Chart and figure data
◇ ◇ ◇ ◇ ◇

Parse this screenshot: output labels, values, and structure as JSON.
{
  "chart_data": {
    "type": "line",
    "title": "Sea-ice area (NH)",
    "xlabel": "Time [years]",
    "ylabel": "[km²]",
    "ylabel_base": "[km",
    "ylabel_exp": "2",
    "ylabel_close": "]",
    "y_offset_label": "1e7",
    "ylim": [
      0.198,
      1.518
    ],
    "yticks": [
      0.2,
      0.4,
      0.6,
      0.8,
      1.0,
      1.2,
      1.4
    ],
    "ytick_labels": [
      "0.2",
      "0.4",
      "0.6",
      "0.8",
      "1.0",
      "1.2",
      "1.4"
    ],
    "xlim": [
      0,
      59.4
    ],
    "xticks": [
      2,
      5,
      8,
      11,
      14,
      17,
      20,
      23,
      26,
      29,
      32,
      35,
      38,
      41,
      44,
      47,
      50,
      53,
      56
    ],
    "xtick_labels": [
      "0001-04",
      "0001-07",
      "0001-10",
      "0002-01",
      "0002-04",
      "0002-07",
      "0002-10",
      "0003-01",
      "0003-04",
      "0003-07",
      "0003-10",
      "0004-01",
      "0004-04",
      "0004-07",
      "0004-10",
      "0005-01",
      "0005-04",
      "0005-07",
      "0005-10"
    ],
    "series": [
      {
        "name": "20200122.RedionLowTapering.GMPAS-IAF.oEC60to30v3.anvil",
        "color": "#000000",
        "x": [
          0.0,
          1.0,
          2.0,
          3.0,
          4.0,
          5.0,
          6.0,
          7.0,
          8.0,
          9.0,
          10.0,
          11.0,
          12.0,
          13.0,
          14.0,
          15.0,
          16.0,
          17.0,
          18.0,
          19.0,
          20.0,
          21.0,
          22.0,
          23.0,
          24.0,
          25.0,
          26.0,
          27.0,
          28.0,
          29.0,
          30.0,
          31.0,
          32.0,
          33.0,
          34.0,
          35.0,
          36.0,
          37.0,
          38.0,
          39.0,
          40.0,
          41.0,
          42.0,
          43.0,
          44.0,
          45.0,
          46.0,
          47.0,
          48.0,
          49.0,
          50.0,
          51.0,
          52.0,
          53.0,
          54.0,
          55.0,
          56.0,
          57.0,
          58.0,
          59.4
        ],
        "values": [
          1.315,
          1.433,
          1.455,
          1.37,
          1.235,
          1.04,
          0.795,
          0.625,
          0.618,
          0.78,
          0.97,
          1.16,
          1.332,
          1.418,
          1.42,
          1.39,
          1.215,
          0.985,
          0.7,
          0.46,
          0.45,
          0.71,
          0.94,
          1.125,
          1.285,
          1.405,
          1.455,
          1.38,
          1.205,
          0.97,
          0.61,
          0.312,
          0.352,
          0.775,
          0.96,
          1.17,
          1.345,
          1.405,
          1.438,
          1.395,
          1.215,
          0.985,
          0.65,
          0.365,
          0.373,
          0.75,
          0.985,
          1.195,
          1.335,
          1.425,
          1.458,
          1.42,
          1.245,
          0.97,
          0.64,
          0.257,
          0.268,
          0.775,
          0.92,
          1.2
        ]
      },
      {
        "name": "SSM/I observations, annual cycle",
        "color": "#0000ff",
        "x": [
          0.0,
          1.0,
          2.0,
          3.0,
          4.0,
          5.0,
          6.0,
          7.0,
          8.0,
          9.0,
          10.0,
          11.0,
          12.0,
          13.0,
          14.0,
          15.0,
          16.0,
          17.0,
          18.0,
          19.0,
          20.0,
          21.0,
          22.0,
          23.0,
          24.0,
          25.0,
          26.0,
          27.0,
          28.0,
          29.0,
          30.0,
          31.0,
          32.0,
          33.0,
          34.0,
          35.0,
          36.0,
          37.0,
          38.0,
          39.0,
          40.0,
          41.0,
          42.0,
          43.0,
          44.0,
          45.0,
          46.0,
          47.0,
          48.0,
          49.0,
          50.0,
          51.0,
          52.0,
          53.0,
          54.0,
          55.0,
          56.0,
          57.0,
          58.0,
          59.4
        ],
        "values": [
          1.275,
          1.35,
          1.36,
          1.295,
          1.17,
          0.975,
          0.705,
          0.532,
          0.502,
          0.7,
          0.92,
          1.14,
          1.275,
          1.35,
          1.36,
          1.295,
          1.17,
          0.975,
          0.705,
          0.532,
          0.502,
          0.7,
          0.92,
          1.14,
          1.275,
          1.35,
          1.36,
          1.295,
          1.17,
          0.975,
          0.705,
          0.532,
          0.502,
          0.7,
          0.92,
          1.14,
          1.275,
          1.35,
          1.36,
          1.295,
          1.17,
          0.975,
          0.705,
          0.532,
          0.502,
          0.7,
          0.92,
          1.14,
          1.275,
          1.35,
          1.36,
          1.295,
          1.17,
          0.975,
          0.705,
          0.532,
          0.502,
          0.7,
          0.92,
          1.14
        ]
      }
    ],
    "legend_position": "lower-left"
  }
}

◇ ◇ ◇ ◇ ◇

[WHAT YOU NEED TO DO]:
Go through the entries and repeat each one exactly.

[OUTPUT BELOW]:
Parse this screenshot: output labels, values, and structure as JSON.
{
  "chart_data": {
    "type": "line",
    "title": "Sea-ice area (NH)",
    "xlabel": "Time [years]",
    "ylabel": "[km²]",
    "ylabel_base": "[km",
    "ylabel_exp": "2",
    "ylabel_close": "]",
    "y_offset_label": "1e7",
    "ylim": [
      0.198,
      1.518
    ],
    "yticks": [
      0.2,
      0.4,
      0.6,
      0.8,
      1.0,
      1.2,
      1.4
    ],
    "ytick_labels": [
      "0.2",
      "0.4",
      "0.6",
      "0.8",
      "1.0",
      "1.2",
      "1.4"
    ],
    "xlim": [
      0,
      59.4
    ],
    "xticks": [
      2,
      5,
      8,
      11,
      14,
      17,
      20,
      23,
      26,
      29,
      32,
      35,
      38,
      41,
      44,
      47,
      50,
      53,
      56
    ],
    "xtick_labels": [
      "0001-04",
      "0001-07",
      "0001-10",
      "0002-01",
      "0002-04",
      "0002-07",
      "0002-10",
      "0003-01",
      "0003-04",
      "0003-07",
      "0003-10",
      "0004-01",
      "0004-04",
      "0004-07",
      "0004-10",
      "0005-01",
      "0005-04",
      "0005-07",
      "0005-10"
    ],
    "series": [
      {
        "name": "20200122.RedionLowTapering.GMPAS-IAF.oEC60to30v3.anvil",
        "color": "#000000",
        "x": [
          0.0,
          1.0,
          2.0,
          3.0,
          4.0,
          5.0,
          6.0,
          7.0,
          8.0,
          9.0,
          10.0,
          11.0,
          12.0,
          13.0,
          14.0,
          15.0,
          16.0,
          17.0,
          18.0,
          19.0,
          20.0,
          21.0,
          22.0,
          23.0,
          24.0,
          25.0,
          26.0,
          27.0,
          28.0,
          29.0,
          30.0,
          31.0,
          32.0,
          33.0,
          34.0,
          35.0,
          36.0,
          37.0,
          38.0,
          39.0,
          40.0,
          41.0,
          42.0,
          43.0,
          44.0,
          45.0,
          46.0,
          47.0,
          48.0,
          49.0,
          50.0,
          51.0,
          52.0,
          53.0,
          54.0,
          55.0,
          56.0,
          57.0,
          58.0,
          59.4
        ],
        "values": [
          1.315,
          1.433,
          1.455,
          1.37,
          1.235,
          1.04,
          0.795,
          0.625,
          0.618,
          0.78,
          0.97,
          1.16,
          1.332,
          1.418,
          1.42,
          1.39,
          1.215,
          0.985,
          0.7,
          0.46,
          0.45,
          0.71,
          0.94,
          1.125,
          1.285,
          1.405,
          1.455,
          1.38,
          1.205,
          0.97,
          0.61,
          0.312,
          0.352,
          0.775,
          0.96,
          1.17,
          1.345,
          1.405,
          1.438,
          1.395,
          1.215,
          0.985,
          0.65,
          0.365,
          0.373,
          0.75,
          0.985,
          1.195,
          1.335,
          1.425,
          1.458,
          1.42,
          1.245,
          0.97,
          0.64,
          0.257,
          0.268,
          0.775,
          0.92,
          1.2
        ]
      },
      {
        "name": "SSM/I observations, annual cycle",
        "color": "#0000ff",
        "x": [
          0.0,
          1.0,
          2.0,
          3.0,
          4.0,
          5.0,
          6.0,
          7.0,
          8.0,
          9.0,
          10.0,
          11.0,
          12.0,
          13.0,
          14.0,
          15.0,
          16.0,
          17.0,
          18.0,
          19.0,
          20.0,
          21.0,
          22.0,
          23.0,
          24.0,
          25.0,
          26.0,
          27.0,
          28.0,
          29.0,
          30.0,
          31.0,
          32.0,
          33.0,
          34.0,
          35.0,
          36.0,
          37.0,
          38.0,
          39.0,
          40.0,
          41.0,
          42.0,
          43.0,
          44.0,
          45.0,
          46.0,
          47.0,
          48.0,
          49.0,
          50.0,
          51.0,
          52.0,
          53.0,
          54.0,
          55.0,
          56.0,
          57.0,
          58.0,
          59.4
        ],
        "values": [
          1.275,
          1.35,
          1.36,
          1.295,
          1.17,
          0.975,
          0.705,
          0.532,
          0.502,
          0.7,
          0.92,
          1.14,
          1.275,
          1.35,
          1.36,
          1.295,
          1.17,
          0.975,
          0.705,
          0.532,
          0.502,
          0.7,
          0.92,
          1.14,
          1.275,
          1.35,
          1.36,
          1.295,
          1.17,
          0.975,
          0.705,
          0.532,
          0.502,
          0.7,
          0.92,
          1.14,
          1.275,
          1.35,
          1.36,
          1.295,
          1.17,
          0.975,
          0.705,
          0.532,
          0.502,
          0.7,
          0.92,
          1.14,
          1.275,
          1.35,
          1.36,
          1.295,
          1.17,
          0.975,
          0.705,
          0.532,
          0.502,
          0.7,
          0.92,
          1.14
        ]
      }
    ],
    "legend_position": "lower-left"
  }
}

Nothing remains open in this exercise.